■ Work to complete
Set down each record below precisely, skipping the pictures.

■ Data extract
[START]
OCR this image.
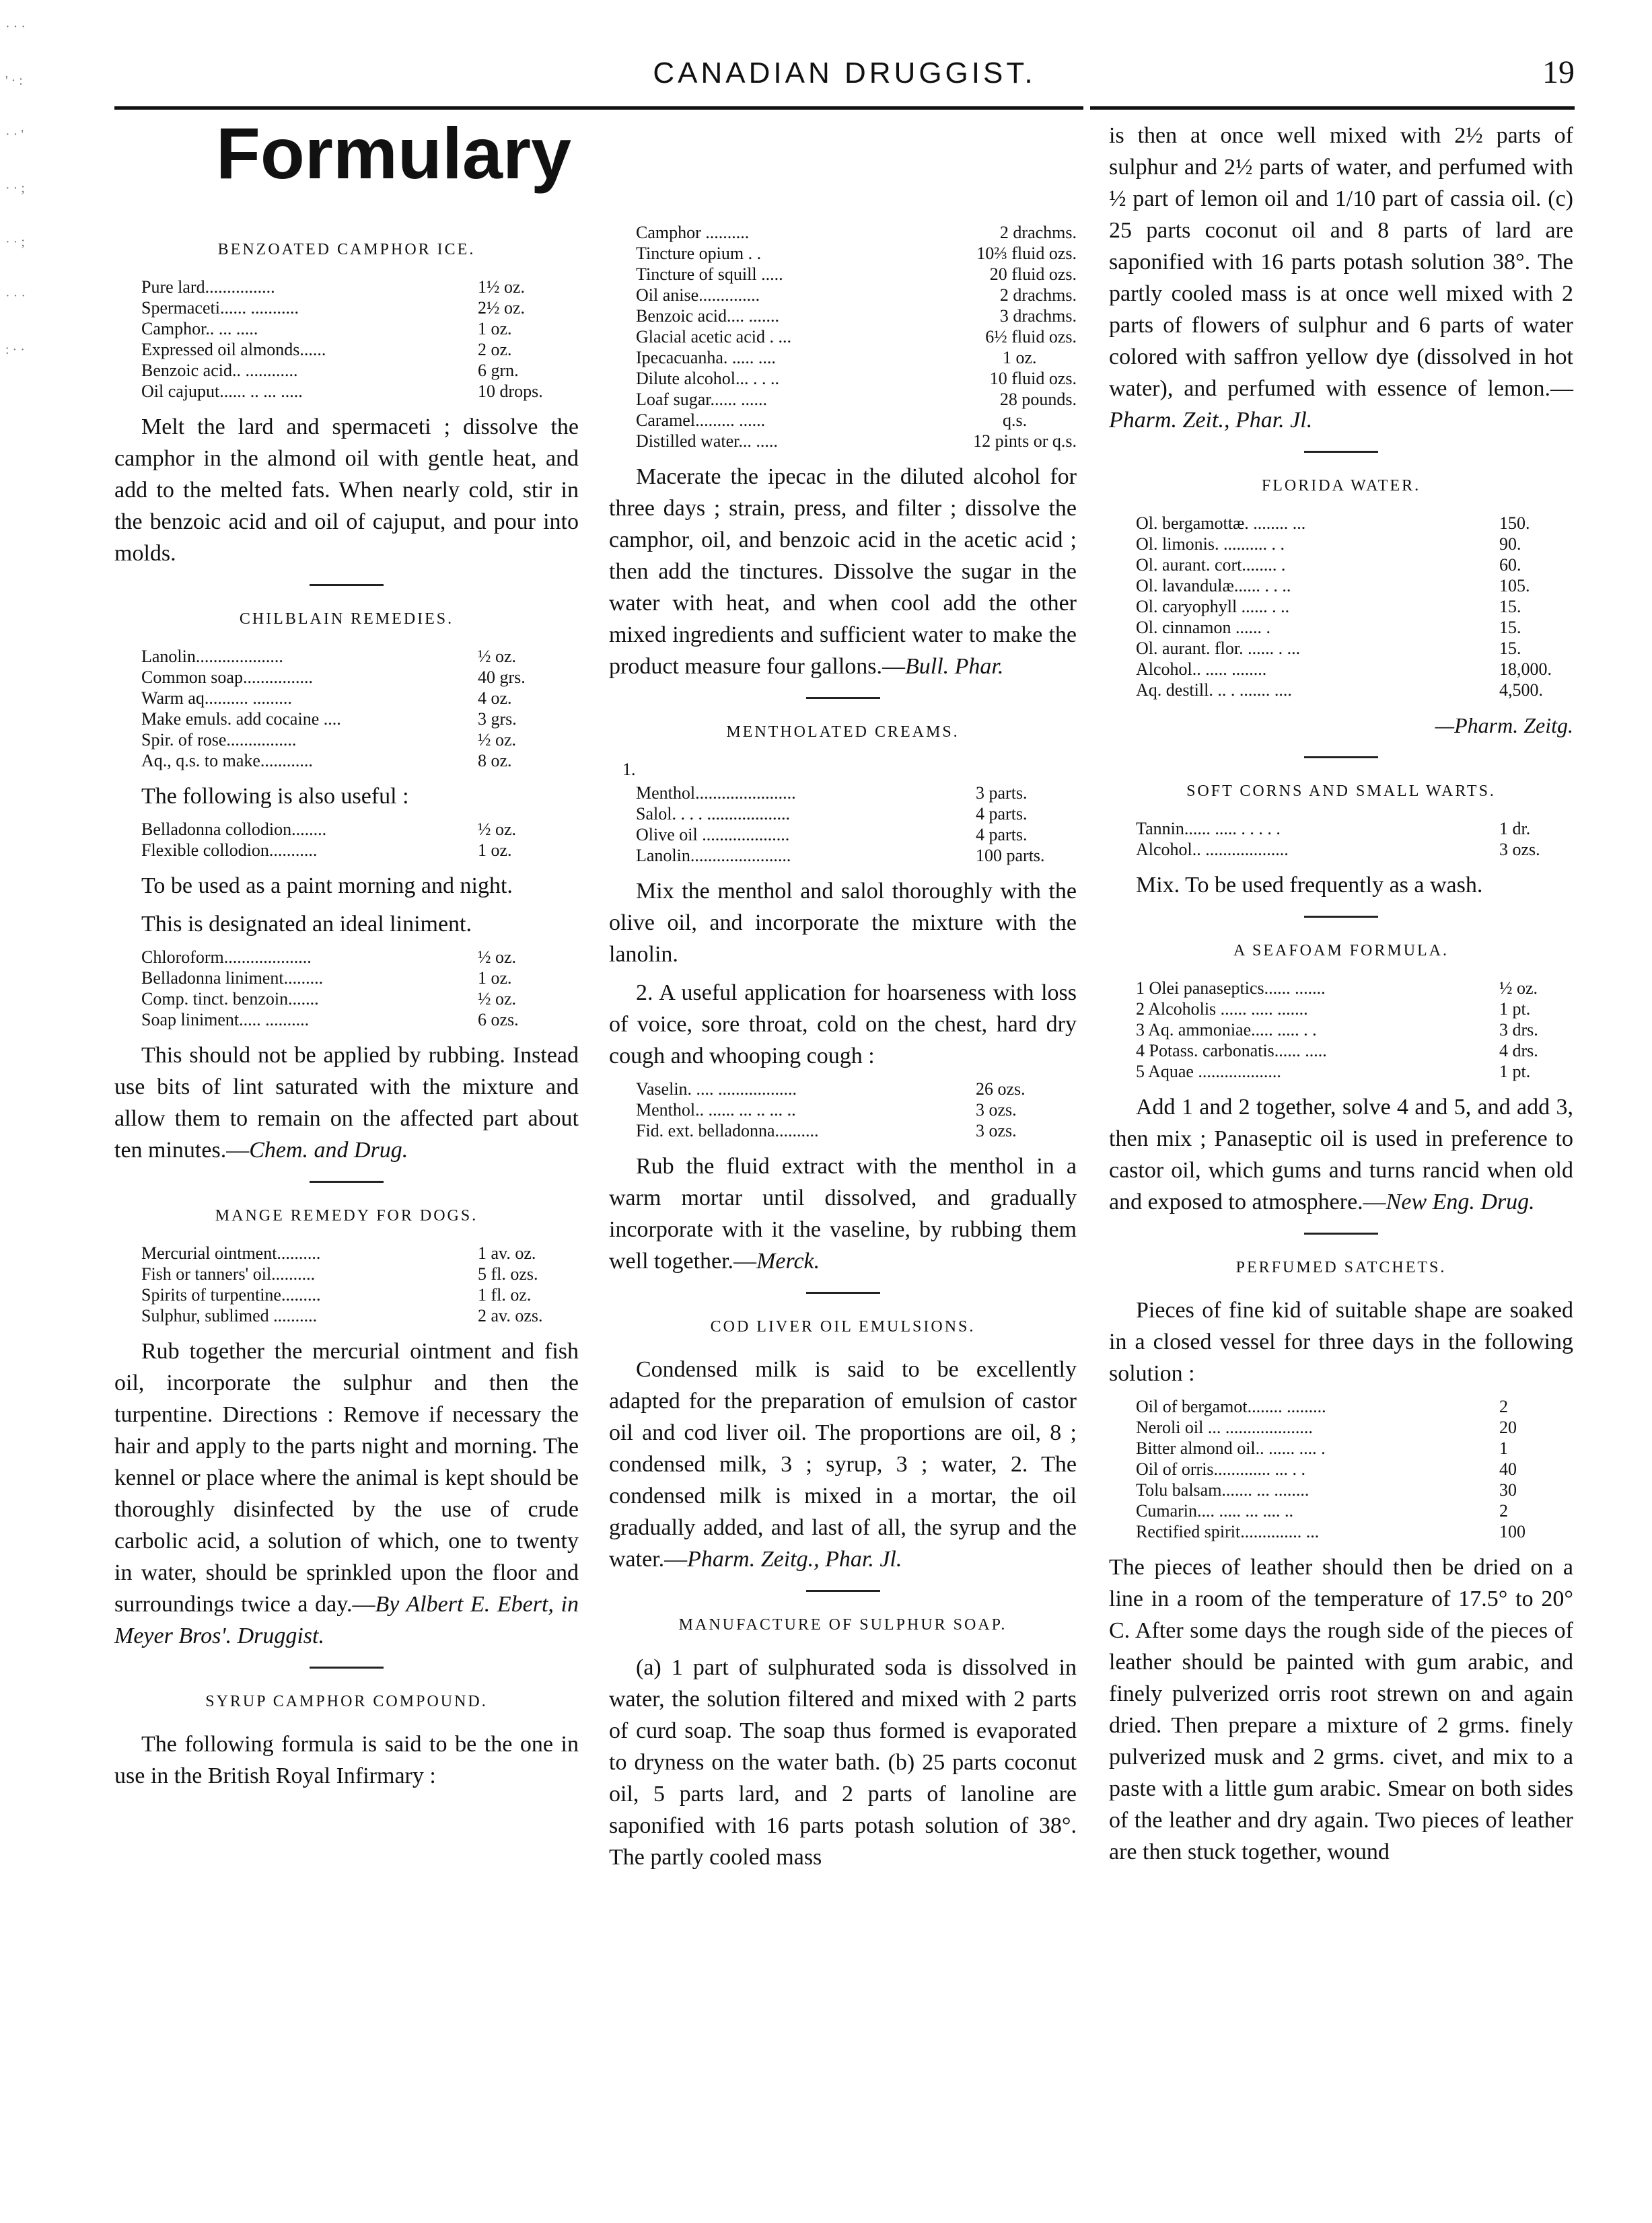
· · · ' · : · · ' · · ; · · ; · · · : · ·
CANADIAN DRUGGIST.	19
Formulary
BENZOATED CAMPHOR ICE.
Pure lard................	1½ oz.
Spermaceti...... ...........	2½ oz.
Camphor.. ... .....	1 oz.
Expressed oil almonds......	2 oz.
Benzoic acid.. ............	6 grn.
Oil cajuput...... .. ... .....	10 drops.

Melt the lard and spermaceti ; dissolve the camphor in the almond oil with gentle heat, and add to the melted fats. When nearly cold, stir in the benzoic acid and oil of cajuput, and pour into molds.

CHILBLAIN REMEDIES.
Lanolin....................	½ oz.
Common soap................	40 grs.
Warm aq.......... .........	4 oz.
Make emuls. add cocaine ....	3 grs.
Spir. of rose................	½ oz.
Aq., q.s. to make............	8 oz.

The following is also useful :

Belladonna collodion........	½ oz.
Flexible collodion...........	1 oz.

To be used as a paint morning and night.

This is designated an ideal liniment.

Chloroform....................	½ oz.
Belladonna liniment.........	1 oz.
Comp. tinct. benzoin.......	½ oz.
Soap liniment..... ..........	6 ozs.

This should not be applied by rubbing. Instead use bits of lint saturated with the mixture and allow them to remain on the affected part about ten minutes.—Chem. and Drug.

MANGE REMEDY FOR DOGS.
Mercurial ointment..........	1 av. oz.
Fish or tanners' oil..........	5 fl. ozs.
Spirits of turpentine.........	1 fl. oz.
Sulphur, sublimed ..........	2 av. ozs.

Rub together the mercurial ointment and fish oil, incorporate the sulphur and then the turpentine. Directions : Remove if necessary the hair and apply to the parts night and morning. The kennel or place where the animal is kept should be thoroughly disinfected by the use of crude carbolic acid, a solution of which, one to twenty in water, should be sprinkled upon the floor and surroundings twice a day.—By Albert E. Ebert, in Meyer Bros'. Druggist.

SYRUP CAMPHOR COMPOUND.

The following formula is said to be the one in use in the British Royal Infirmary :

Camphor ..........	2 drachms.
Tincture opium . .	10⅔ fluid ozs.
Tincture of squill .....	20 fluid ozs.
Oil anise..............	2 drachms.
Benzoic acid.... .......	3 drachms.
Glacial acetic acid . ...	6½ fluid ozs.
Ipecacuanha. ..... ....	1 oz.
Dilute alcohol... . . ..	10 fluid ozs.
Loaf sugar...... ......	28 pounds.
Caramel......... ......	q.s.
Distilled water... .....	12 pints or q.s.

Macerate the ipecac in the diluted alcohol for three days ; strain, press, and filter ; dissolve the camphor, oil, and benzoic acid in the acetic acid ; then add the tinctures. Dissolve the sugar in the water with heat, and when cool add the other mixed ingredients and sufficient water to make the product measure four gallons.—Bull. Phar.

MENTHOLATED CREAMS.
1.
Menthol.......................	3 parts.
Salol. . . . ...................	4 parts.
Olive oil ....................	4 parts.
Lanolin.......................	100 parts.

Mix the menthol and salol thoroughly with the olive oil, and incorporate the mixture with the lanolin.

2. A useful application for hoarseness with loss of voice, sore throat, cold on the chest, hard dry cough and whooping cough :

Vaselin. .... ..................	26 ozs.
Menthol.. ...... ... .. ... ..	3 ozs.
Fid. ext. belladonna..........	3 ozs.

Rub the fluid extract with the menthol in a warm mortar until dissolved, and gradually incorporate with it the vaseline, by rubbing them well together.—Merck.

COD LIVER OIL EMULSIONS.

Condensed milk is said to be excellently adapted for the preparation of emulsion of castor oil and cod liver oil. The proportions are oil, 8 ; condensed milk, 3 ; syrup, 3 ; water, 2. The condensed milk is mixed in a mortar, the oil gradually added, and last of all, the syrup and the water.—Pharm. Zeitg., Phar. Jl.

MANUFACTURE OF SULPHUR SOAP.

(a) 1 part of sulphurated soda is dissolved in water, the solution filtered and mixed with 2 parts of curd soap. The soap thus formed is evaporated to dryness on the water bath. (b) 25 parts coconut oil, 5 parts lard, and 2 parts of lanoline are saponified with 16 parts potash solution of 38°. The partly cooled mass

is then at once well mixed with 2½ parts of sulphur and 2½ parts of water, and perfumed with ½ part of lemon oil and 1/10 part of cassia oil. (c) 25 parts coconut oil and 8 parts of lard are saponified with 16 parts potash solution 38°. The partly cooled mass is at once well mixed with 2 parts of flowers of sulphur and 6 parts of water colored with saffron yellow dye (dissolved in hot water), and perfumed with essence of lemon.—Pharm. Zeit., Phar. Jl.

FLORIDA WATER.
Ol. bergamottæ. ........ ...	150.
Ol. limonis. .......... . .	90.
Ol. aurant. cort........ .	60.
Ol. lavandulæ...... . . ..	105.
Ol. caryophyll ...... . ..	15.
Ol. cinnamon ...... .	15.
Ol. aurant. flor. ...... . ...	15.
Alcohol.. ..... ........	18,000.
Aq. destill. .. . ....... ....	4,500.
—Pharm. Zeitg.
SOFT CORNS AND SMALL WARTS.
Tannin...... ..... . . . . .	1 dr.
Alcohol.. ...................	3 ozs.

Mix. To be used frequently as a wash.

A SEAFOAM FORMULA.
1 Olei panaseptics...... .......	½ oz.
2 Alcoholis ...... ..... .......	1 pt.
3 Aq. ammoniae..... ..... . .	3 drs.
4 Potass. carbonatis...... .....	4 drs.
5 Aquae ...................	1 pt.

Add 1 and 2 together, solve 4 and 5, and add 3, then mix ; Panaseptic oil is used in preference to castor oil, which gums and turns rancid when old and exposed to atmosphere.—New Eng. Drug.

PERFUMED SATCHETS.

Pieces of fine kid of suitable shape are soaked in a closed vessel for three days in the following solution :

Oil of bergamot........ .........	2
Neroli oil ... ....................	20
Bitter almond oil.. ...... .... .	1
Oil of orris............. ... . .	40
Tolu balsam....... ... ........	30
Cumarin.... ..... ... .... ..	2
Rectified spirit.............. ...	100

The pieces of leather should then be dried on a line in a room of the temperature of 17.5° to 20° C. After some days the rough side of the pieces of leather should be painted with gum arabic, and finely pulverized orris root strewn on and again dried. Then prepare a mixture of 2 grms. finely pulverized musk and 2 grms. civet, and mix to a paste with a little gum arabic. Smear on both sides of the leather and dry again. Two pieces of leather are then stuck together, wound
[END]
■ Written answer
OCR this image.
· · · ' · : · · ' · · ; · · ; · · · : · ·
CANADIAN DRUGGIST.	19
Formulary
BENZOATED CAMPHOR ICE.
Pure lard................	1½ oz.
Spermaceti...... ...........	2½ oz.
Camphor.. ... .....	1 oz.
Expressed oil almonds......	2 oz.
Benzoic acid.. ............	6 grn.
Oil cajuput...... .. ... .....	10 drops.

Melt the lard and spermaceti ; dissolve the camphor in the almond oil with gentle heat, and add to the melted fats. When nearly cold, stir in the benzoic acid and oil of cajuput, and pour into molds.

CHILBLAIN REMEDIES.
Lanolin....................	½ oz.
Common soap................	40 grs.
Warm aq.......... .........	4 oz.
Make emuls. add cocaine ....	3 grs.
Spir. of rose................	½ oz.
Aq., q.s. to make............	8 oz.

The following is also useful :

Belladonna collodion........	½ oz.
Flexible collodion...........	1 oz.

To be used as a paint morning and night.

This is designated an ideal liniment.

Chloroform....................	½ oz.
Belladonna liniment.........	1 oz.
Comp. tinct. benzoin.......	½ oz.
Soap liniment..... ..........	6 ozs.

This should not be applied by rubbing. Instead use bits of lint saturated with the mixture and allow them to remain on the affected part about ten minutes.—Chem. and Drug.

MANGE REMEDY FOR DOGS.
Mercurial ointment..........	1 av. oz.
Fish or tanners' oil..........	5 fl. ozs.
Spirits of turpentine.........	1 fl. oz.
Sulphur, sublimed ..........	2 av. ozs.

Rub together the mercurial ointment and fish oil, incorporate the sulphur and then the turpentine. Directions : Remove if necessary the hair and apply to the parts night and morning. The kennel or place where the animal is kept should be thoroughly disinfected by the use of crude carbolic acid, a solution of which, one to twenty in water, should be sprinkled upon the floor and surroundings twice a day.—By Albert E. Ebert, in Meyer Bros'. Druggist.

SYRUP CAMPHOR COMPOUND.

The following formula is said to be the one in use in the British Royal Infirmary :

Camphor ..........	2 drachms.
Tincture opium . .	10⅔ fluid ozs.
Tincture of squill .....	20 fluid ozs.
Oil anise..............	2 drachms.
Benzoic acid.... .......	3 drachms.
Glacial acetic acid . ...	6½ fluid ozs.
Ipecacuanha. ..... ....	1 oz.
Dilute alcohol... . . ..	10 fluid ozs.
Loaf sugar...... ......	28 pounds.
Caramel......... ......	q.s.
Distilled water... .....	12 pints or q.s.

Macerate the ipecac in the diluted alcohol for three days ; strain, press, and filter ; dissolve the camphor, oil, and benzoic acid in the acetic acid ; then add the tinctures. Dissolve the sugar in the water with heat, and when cool add the other mixed ingredients and sufficient water to make the product measure four gallons.—Bull. Phar.

MENTHOLATED CREAMS.
1.
Menthol.......................	3 parts.
Salol. . . . ...................	4 parts.
Olive oil ....................	4 parts.
Lanolin.......................	100 parts.

Mix the menthol and salol thoroughly with the olive oil, and incorporate the mixture with the lanolin.

2. A useful application for hoarseness with loss of voice, sore throat, cold on the chest, hard dry cough and whooping cough :

Vaselin. .... ..................	26 ozs.
Menthol.. ...... ... .. ... ..	3 ozs.
Fid. ext. belladonna..........	3 ozs.

Rub the fluid extract with the menthol in a warm mortar until dissolved, and gradually incorporate with it the vaseline, by rubbing them well together.—Merck.

COD LIVER OIL EMULSIONS.

Condensed milk is said to be excellently adapted for the preparation of emulsion of castor oil and cod liver oil. The proportions are oil, 8 ; condensed milk, 3 ; syrup, 3 ; water, 2. The condensed milk is mixed in a mortar, the oil gradually added, and last of all, the syrup and the water.—Pharm. Zeitg., Phar. Jl.

MANUFACTURE OF SULPHUR SOAP.

(a) 1 part of sulphurated soda is dissolved in water, the solution filtered and mixed with 2 parts of curd soap. The soap thus formed is evaporated to dryness on the water bath. (b) 25 parts coconut oil, 5 parts lard, and 2 parts of lanoline are saponified with 16 parts potash solution of 38°. The partly cooled mass

is then at once well mixed with 2½ parts of sulphur and 2½ parts of water, and perfumed with ½ part of lemon oil and 1/10 part of cassia oil. (c) 25 parts coconut oil and 8 parts of lard are saponified with 16 parts potash solution 38°. The partly cooled mass is at once well mixed with 2 parts of flowers of sulphur and 6 parts of water colored with saffron yellow dye (dissolved in hot water), and perfumed with essence of lemon.—Pharm. Zeit., Phar. Jl.

FLORIDA WATER.
Ol. bergamottæ. ........ ...	150.
Ol. limonis. .......... . .	90.
Ol. aurant. cort........ .	60.
Ol. lavandulæ...... . . ..	105.
Ol. caryophyll ...... . ..	15.
Ol. cinnamon ...... .	15.
Ol. aurant. flor. ...... . ...	15.
Alcohol.. ..... ........	18,000.
Aq. destill. .. . ....... ....	4,500.
—Pharm. Zeitg.
SOFT CORNS AND SMALL WARTS.
Tannin...... ..... . . . . .	1 dr.
Alcohol.. ...................	3 ozs.

Mix. To be used frequently as a wash.

A SEAFOAM FORMULA.
1 Olei panaseptics...... .......	½ oz.
2 Alcoholis ...... ..... .......	1 pt.
3 Aq. ammoniae..... ..... . .	3 drs.
4 Potass. carbonatis...... .....	4 drs.
5 Aquae ...................	1 pt.

Add 1 and 2 together, solve 4 and 5, and add 3, then mix ; Panaseptic oil is used in preference to castor oil, which gums and turns rancid when old and exposed to atmosphere.—New Eng. Drug.

PERFUMED SATCHETS.

Pieces of fine kid of suitable shape are soaked in a closed vessel for three days in the following solution :

Oil of bergamot........ .........	2
Neroli oil ... ....................	20
Bitter almond oil.. ...... .... .	1
Oil of orris............. ... . .	40
Tolu balsam....... ... ........	30
Cumarin.... ..... ... .... ..	2
Rectified spirit.............. ...	100

The pieces of leather should then be dried on a line in a room of the temperature of 17.5° to 20° C. After some days the rough side of the pieces of leather should be painted with gum arabic, and finely pulverized orris root strewn on and again dried. Then prepare a mixture of 2 grms. finely pulverized musk and 2 grms. civet, and mix to a paste with a little gum arabic. Smear on both sides of the leather and dry again. Two pieces of leather are then stuck together, wound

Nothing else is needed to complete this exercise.